WHAT IS BEING ASKED: Set down the material below word for word, excluding the pictures.

DATA FOR PROCESSING:

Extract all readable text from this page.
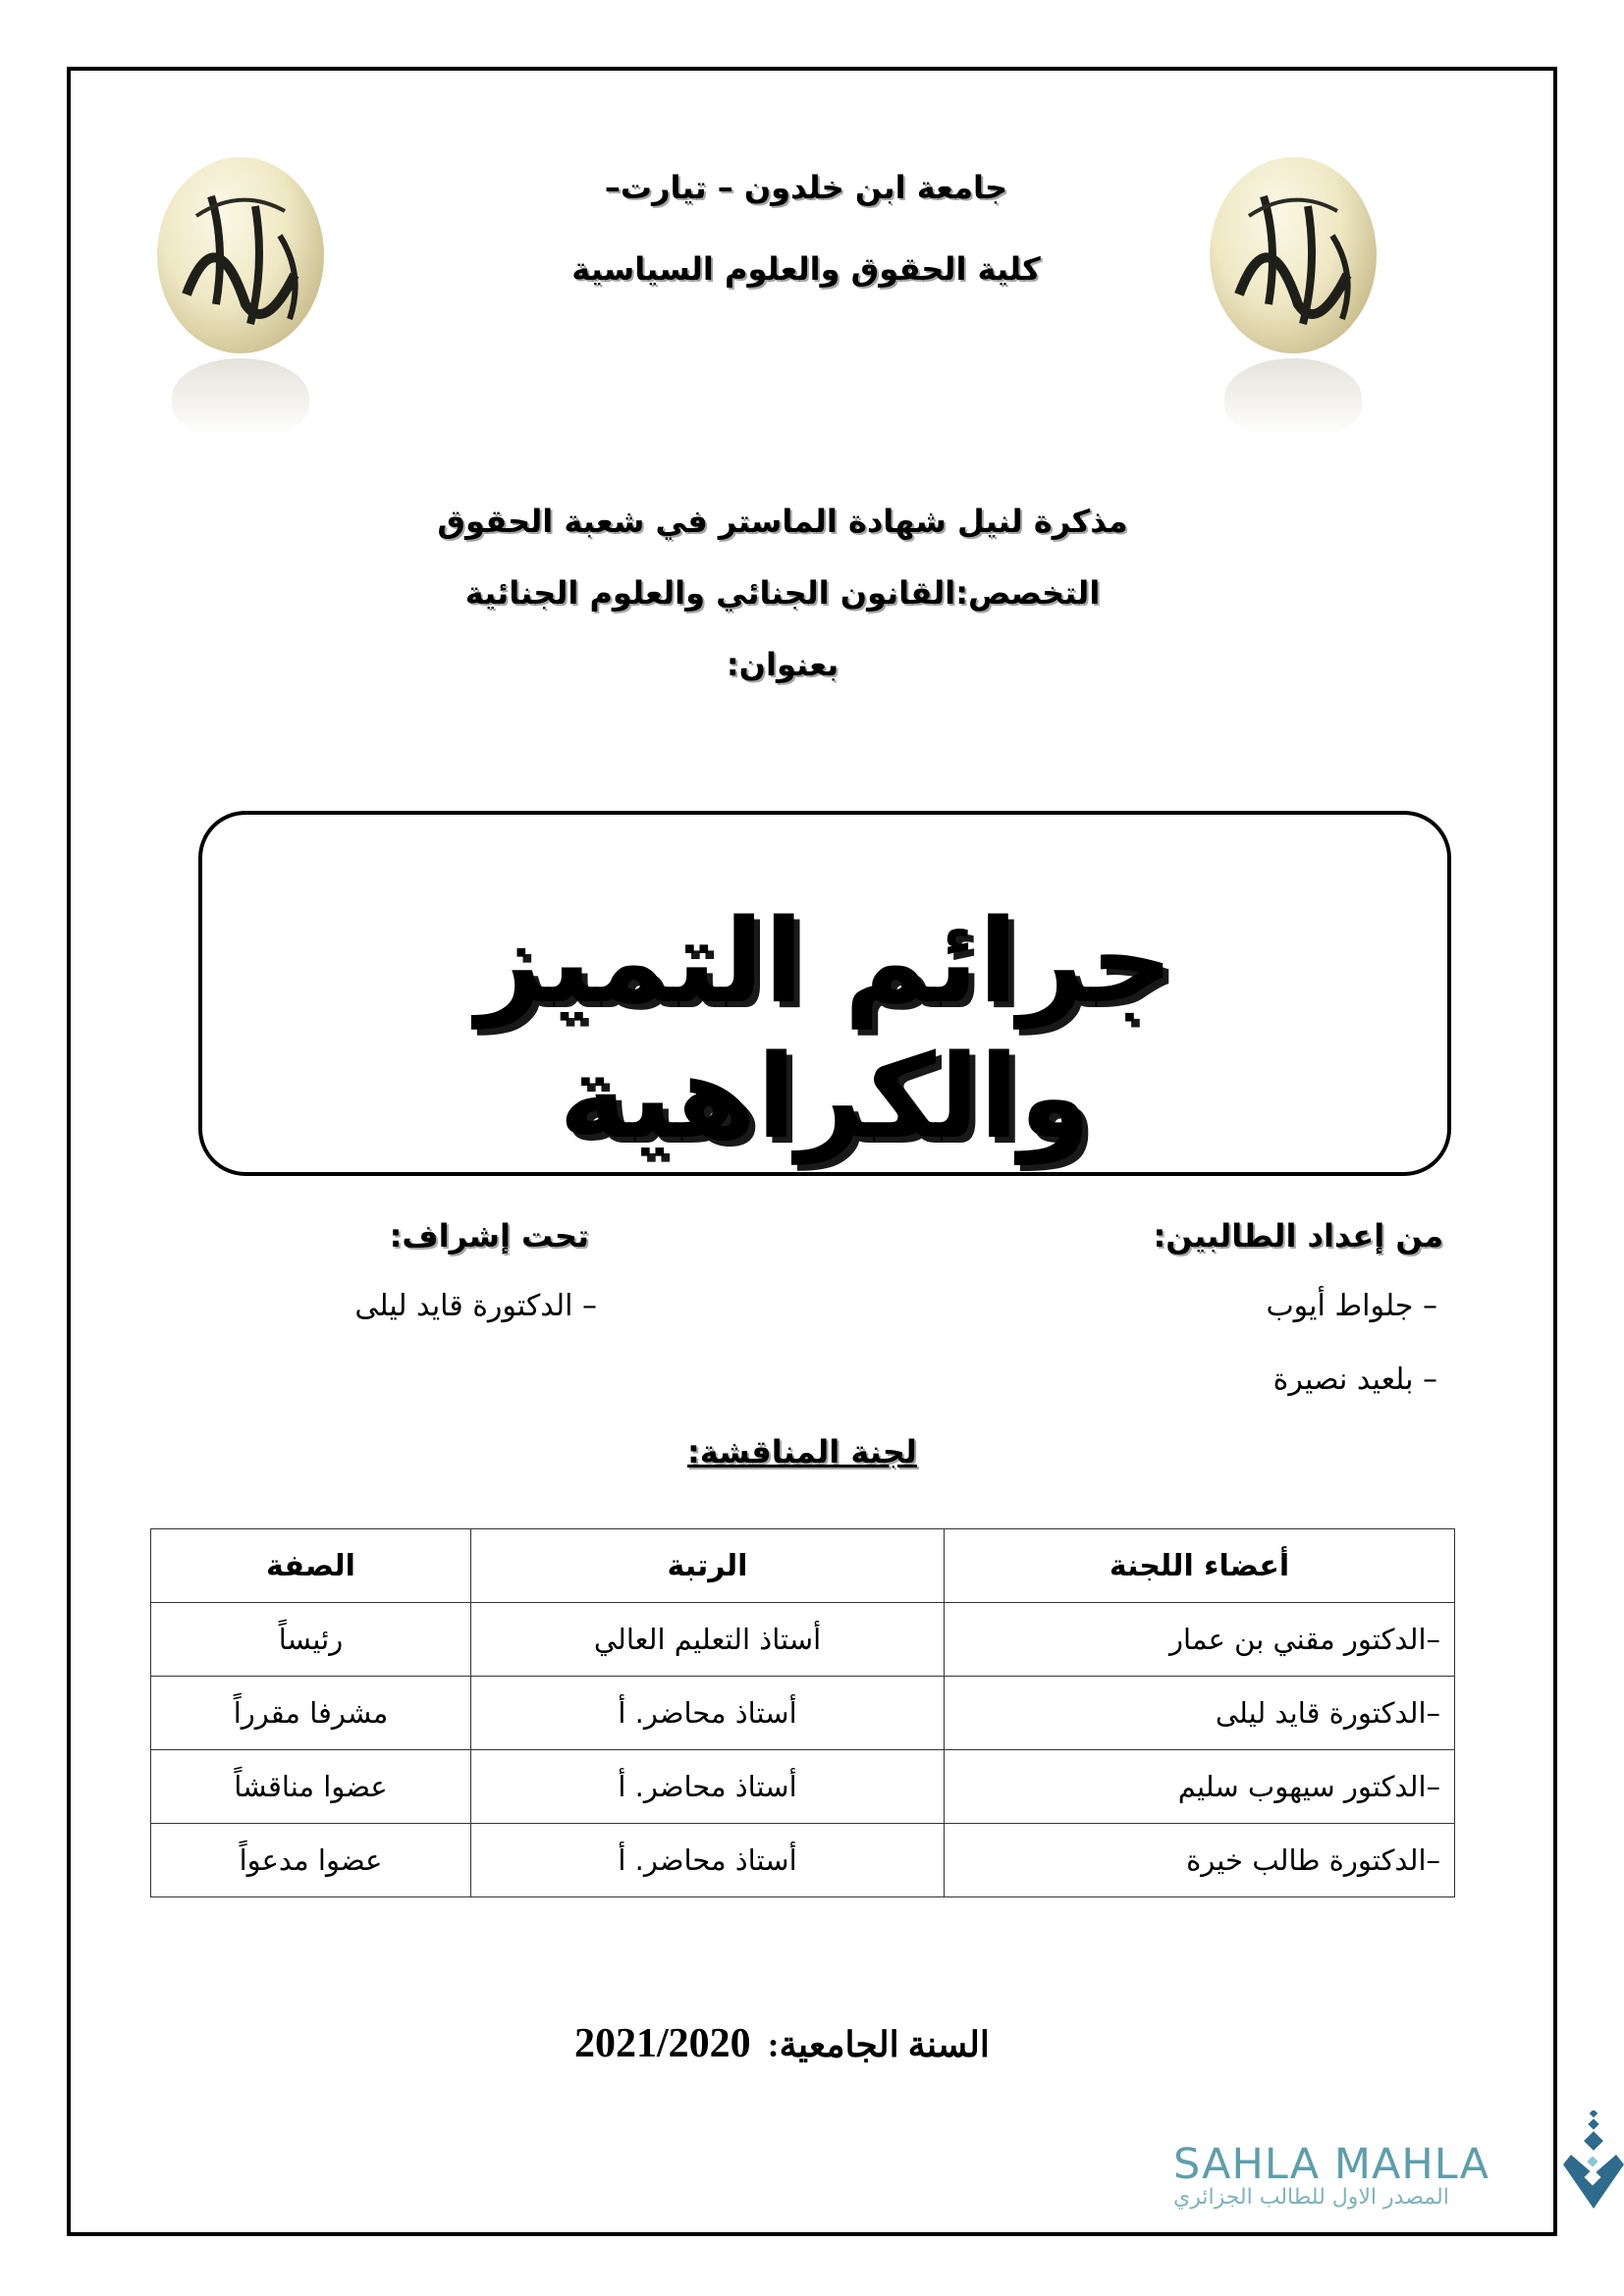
جامعة ابن خلدون – تيارت–
كلية الحقوق والعلوم السياسية
مذكرة لنيل شهادة الماستر في شعبة الحقوق
التخصص:القانون الجنائي والعلوم الجنائية
بعنوان:
جرائم التميز والكراهية
من إعداد الطالبين:
– جلواط أيوب
– بلعيد نصيرة
تحت إشراف:
– الدكتورة قايد ليلى
لجنة المناقشة:
أعضاء اللجنة	الرتبة	الصفة
–الدكتور مقني بن عمار	أستاذ التعليم العالي	رئيساً
–الدكتورة قايد ليلى	أستاذ محاضر. أ	مشرفا مقرراً
–الدكتور سيهوب سليم	أستاذ محاضر. أ	عضوا مناقشاً
–الدكتورة طالب خيرة	أستاذ محاضر. أ	عضوا مدعواً
السنة الجامعية: 2021/2020
SAHLA MAHLA
المصدر الاول للطالب الجزائري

PROBLEM SOLUTION:
Extract all readable text from this page.
جامعة ابن خلدون – تيارت–
كلية الحقوق والعلوم السياسية
مذكرة لنيل شهادة الماستر في شعبة الحقوق
التخصص:القانون الجنائي والعلوم الجنائية
بعنوان:
جرائم التميز والكراهية
من إعداد الطالبين:
– جلواط أيوب
– بلعيد نصيرة
تحت إشراف:
– الدكتورة قايد ليلى
لجنة المناقشة:
أعضاء اللجنة	الرتبة	الصفة
–الدكتور مقني بن عمار	أستاذ التعليم العالي	رئيساً
–الدكتورة قايد ليلى	أستاذ محاضر. أ	مشرفا مقرراً
–الدكتور سيهوب سليم	أستاذ محاضر. أ	عضوا مناقشاً
–الدكتورة طالب خيرة	أستاذ محاضر. أ	عضوا مدعواً
السنة الجامعية: 2021/2020
SAHLA MAHLA
المصدر الاول للطالب الجزائري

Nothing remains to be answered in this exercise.